§ **Task requirements**: Everything from the line holding "Extract all readable text from this page." through the last line below must be repeated exactly, and nothing else.

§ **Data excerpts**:
--------------------------------

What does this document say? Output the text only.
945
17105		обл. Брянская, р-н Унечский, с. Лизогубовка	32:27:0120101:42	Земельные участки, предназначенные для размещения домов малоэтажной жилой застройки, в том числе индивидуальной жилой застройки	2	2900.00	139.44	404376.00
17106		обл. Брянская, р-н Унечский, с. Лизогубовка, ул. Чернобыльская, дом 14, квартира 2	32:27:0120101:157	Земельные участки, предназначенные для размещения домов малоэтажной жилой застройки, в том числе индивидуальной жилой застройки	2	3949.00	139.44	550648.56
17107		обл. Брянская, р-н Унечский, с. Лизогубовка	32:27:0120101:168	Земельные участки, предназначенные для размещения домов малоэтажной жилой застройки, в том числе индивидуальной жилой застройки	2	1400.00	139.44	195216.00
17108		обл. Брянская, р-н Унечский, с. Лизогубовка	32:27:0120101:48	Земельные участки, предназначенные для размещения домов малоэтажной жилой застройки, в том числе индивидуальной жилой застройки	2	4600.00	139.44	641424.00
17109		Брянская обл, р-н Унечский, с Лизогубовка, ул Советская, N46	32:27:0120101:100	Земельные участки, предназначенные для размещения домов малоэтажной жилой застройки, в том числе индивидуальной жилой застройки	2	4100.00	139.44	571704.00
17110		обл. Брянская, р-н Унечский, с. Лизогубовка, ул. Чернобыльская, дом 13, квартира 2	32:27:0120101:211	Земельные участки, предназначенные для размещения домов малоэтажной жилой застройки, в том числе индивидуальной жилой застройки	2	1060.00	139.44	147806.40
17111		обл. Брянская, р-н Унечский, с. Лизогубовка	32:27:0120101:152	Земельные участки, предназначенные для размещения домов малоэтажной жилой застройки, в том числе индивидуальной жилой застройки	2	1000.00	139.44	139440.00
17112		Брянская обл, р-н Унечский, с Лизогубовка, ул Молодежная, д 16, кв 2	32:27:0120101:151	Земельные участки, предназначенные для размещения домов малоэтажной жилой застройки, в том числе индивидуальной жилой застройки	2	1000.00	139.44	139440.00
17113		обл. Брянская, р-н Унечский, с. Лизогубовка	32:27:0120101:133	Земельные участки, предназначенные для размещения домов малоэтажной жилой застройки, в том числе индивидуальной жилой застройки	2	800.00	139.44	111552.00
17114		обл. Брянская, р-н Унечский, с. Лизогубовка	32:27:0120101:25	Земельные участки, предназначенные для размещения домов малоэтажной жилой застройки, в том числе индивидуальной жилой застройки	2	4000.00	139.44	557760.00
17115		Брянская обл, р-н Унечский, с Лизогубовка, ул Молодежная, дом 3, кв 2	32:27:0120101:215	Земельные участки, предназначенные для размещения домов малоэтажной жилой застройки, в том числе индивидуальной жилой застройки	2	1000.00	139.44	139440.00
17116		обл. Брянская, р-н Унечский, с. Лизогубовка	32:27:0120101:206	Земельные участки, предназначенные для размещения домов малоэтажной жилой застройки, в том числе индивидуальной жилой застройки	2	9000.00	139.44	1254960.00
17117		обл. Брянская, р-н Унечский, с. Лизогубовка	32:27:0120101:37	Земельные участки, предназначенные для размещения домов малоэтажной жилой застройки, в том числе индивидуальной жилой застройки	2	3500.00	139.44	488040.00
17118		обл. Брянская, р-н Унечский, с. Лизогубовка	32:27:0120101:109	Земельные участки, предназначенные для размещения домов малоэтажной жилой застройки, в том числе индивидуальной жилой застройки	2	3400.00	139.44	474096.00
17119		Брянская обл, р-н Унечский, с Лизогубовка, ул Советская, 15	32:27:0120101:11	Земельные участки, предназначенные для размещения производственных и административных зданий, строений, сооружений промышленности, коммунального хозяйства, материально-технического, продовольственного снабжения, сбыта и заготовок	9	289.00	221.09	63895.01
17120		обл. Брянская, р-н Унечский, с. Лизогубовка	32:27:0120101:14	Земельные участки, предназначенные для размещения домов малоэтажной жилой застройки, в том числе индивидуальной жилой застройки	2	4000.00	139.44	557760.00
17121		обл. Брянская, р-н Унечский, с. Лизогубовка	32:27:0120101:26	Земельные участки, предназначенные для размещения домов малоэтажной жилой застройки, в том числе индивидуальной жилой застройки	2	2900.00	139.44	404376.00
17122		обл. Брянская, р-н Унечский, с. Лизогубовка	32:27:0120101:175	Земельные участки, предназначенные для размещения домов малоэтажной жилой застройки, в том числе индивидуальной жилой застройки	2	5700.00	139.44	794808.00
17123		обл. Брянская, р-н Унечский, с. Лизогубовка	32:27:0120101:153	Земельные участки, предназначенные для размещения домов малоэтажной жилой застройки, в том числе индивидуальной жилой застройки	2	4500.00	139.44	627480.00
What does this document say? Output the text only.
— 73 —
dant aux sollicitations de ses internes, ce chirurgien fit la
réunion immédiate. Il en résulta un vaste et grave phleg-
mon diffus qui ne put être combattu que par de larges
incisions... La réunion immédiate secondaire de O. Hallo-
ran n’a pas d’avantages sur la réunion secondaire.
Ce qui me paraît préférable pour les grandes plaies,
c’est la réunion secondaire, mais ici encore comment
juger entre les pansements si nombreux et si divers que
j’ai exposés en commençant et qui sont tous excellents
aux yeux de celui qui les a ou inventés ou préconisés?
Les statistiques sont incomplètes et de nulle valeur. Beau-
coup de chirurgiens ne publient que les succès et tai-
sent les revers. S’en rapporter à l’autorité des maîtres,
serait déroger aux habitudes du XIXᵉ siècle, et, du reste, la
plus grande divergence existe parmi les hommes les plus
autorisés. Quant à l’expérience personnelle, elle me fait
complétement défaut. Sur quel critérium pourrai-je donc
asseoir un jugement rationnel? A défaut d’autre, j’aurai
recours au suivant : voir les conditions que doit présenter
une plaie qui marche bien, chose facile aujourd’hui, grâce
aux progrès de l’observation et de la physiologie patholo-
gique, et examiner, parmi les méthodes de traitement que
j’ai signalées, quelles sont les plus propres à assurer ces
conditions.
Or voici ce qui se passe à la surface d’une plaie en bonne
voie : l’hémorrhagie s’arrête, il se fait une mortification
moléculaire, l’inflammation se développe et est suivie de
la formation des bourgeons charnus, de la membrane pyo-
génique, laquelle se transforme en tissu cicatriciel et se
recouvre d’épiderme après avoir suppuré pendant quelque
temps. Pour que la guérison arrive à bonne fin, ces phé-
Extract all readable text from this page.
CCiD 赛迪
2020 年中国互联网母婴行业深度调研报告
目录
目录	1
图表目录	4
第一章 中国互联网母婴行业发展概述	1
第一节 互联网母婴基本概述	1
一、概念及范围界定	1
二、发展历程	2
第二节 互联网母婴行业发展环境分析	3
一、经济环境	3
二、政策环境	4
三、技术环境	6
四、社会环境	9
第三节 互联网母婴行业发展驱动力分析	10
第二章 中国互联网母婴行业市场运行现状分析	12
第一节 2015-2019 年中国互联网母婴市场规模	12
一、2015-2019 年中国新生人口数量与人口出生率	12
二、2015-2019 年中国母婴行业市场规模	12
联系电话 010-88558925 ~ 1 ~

--------------------------------

§ **Result of the exercise**:
Extract all readable text from this page.
CCiD 赛迪
2020 年中国互联网母婴行业深度调研报告
目录
目录	1
图表目录	4
第一章 中国互联网母婴行业发展概述	1
第一节 互联网母婴基本概述	1
一、概念及范围界定	1
二、发展历程	2
第二节 互联网母婴行业发展环境分析	3
一、经济环境	3
二、政策环境	4
三、技术环境	6
四、社会环境	9
第三节 互联网母婴行业发展驱动力分析	10
第二章 中国互联网母婴行业市场运行现状分析	12
第一节 2015-2019 年中国互联网母婴市场规模	12
一、2015-2019 年中国新生人口数量与人口出生率	12
二、2015-2019 年中国母婴行业市场规模	12
联系电话 010-88558925 ~ 1 ~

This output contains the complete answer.